--- Goal ---
Check each line of the data for "name" and select those that have it.

-- begin Dataset excerpts --

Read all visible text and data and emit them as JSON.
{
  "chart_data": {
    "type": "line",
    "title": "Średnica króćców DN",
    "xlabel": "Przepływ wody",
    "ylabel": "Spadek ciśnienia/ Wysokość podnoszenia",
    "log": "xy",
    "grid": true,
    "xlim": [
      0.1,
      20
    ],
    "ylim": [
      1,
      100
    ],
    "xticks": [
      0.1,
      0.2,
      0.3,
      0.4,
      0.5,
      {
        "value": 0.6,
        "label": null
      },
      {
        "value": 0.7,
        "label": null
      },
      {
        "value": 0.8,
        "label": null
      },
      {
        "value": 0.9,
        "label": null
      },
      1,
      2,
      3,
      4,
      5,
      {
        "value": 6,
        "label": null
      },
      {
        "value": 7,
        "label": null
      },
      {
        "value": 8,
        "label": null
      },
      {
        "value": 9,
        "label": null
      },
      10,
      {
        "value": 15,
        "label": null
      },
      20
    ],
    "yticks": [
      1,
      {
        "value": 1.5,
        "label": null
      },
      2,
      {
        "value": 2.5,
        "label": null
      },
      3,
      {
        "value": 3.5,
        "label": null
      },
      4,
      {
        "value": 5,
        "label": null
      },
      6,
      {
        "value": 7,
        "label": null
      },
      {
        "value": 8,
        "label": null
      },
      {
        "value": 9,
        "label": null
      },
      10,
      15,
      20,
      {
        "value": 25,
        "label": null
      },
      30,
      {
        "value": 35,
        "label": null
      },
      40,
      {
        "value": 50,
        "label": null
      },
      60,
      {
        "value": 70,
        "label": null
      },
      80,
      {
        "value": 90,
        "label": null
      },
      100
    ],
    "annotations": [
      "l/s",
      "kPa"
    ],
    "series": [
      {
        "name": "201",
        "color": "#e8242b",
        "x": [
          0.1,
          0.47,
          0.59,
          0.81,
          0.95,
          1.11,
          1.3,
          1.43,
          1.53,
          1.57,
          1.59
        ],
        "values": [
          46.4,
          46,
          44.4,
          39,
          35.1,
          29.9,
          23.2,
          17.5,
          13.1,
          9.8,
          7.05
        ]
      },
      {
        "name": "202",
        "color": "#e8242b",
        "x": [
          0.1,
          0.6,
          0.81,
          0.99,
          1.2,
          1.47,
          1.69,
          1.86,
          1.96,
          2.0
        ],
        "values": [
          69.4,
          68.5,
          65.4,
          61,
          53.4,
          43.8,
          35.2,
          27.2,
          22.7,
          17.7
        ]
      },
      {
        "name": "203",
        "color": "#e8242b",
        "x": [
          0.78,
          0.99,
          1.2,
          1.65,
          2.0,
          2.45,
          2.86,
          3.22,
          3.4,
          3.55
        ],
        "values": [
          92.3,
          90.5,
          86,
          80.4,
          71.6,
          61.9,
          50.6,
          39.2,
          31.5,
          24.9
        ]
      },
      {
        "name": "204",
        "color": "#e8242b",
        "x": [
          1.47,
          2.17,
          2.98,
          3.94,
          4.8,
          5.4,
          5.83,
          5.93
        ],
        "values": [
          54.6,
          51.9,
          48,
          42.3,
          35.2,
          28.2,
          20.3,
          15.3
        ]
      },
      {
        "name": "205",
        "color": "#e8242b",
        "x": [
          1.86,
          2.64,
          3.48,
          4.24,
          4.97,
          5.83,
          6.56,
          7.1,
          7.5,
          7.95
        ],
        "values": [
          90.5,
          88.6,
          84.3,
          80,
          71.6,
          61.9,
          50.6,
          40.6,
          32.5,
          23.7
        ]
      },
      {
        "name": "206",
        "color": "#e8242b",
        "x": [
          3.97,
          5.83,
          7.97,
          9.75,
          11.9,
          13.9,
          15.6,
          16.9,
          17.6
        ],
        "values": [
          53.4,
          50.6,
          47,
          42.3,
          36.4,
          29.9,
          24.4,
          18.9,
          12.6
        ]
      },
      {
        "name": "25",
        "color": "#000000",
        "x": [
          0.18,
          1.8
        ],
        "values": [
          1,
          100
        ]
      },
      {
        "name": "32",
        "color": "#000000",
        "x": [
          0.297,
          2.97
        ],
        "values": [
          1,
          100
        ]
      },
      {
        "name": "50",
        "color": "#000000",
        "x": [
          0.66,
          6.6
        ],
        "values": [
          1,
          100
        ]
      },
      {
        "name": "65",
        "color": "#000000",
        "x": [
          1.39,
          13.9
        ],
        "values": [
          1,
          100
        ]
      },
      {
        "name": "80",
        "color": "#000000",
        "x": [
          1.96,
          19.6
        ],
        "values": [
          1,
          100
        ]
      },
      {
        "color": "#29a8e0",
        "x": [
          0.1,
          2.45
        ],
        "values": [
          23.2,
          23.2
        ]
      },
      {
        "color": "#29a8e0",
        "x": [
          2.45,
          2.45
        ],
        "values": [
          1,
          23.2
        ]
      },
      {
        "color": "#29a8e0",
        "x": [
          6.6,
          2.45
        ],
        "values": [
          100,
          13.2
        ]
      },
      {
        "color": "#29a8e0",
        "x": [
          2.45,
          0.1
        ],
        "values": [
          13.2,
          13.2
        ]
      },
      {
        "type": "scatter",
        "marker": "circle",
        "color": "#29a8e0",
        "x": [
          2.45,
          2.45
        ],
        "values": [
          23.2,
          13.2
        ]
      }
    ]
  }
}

-- end Dataset excerpts --

--- Output ---
        "name": "201",
        "name": "202",
        "name": "203",
        "name": "204",
        "name": "205",
        "name": "206",
        "name": "25",
        "name": "32",
        "name": "50",
        "name": "65",
        "name": "80",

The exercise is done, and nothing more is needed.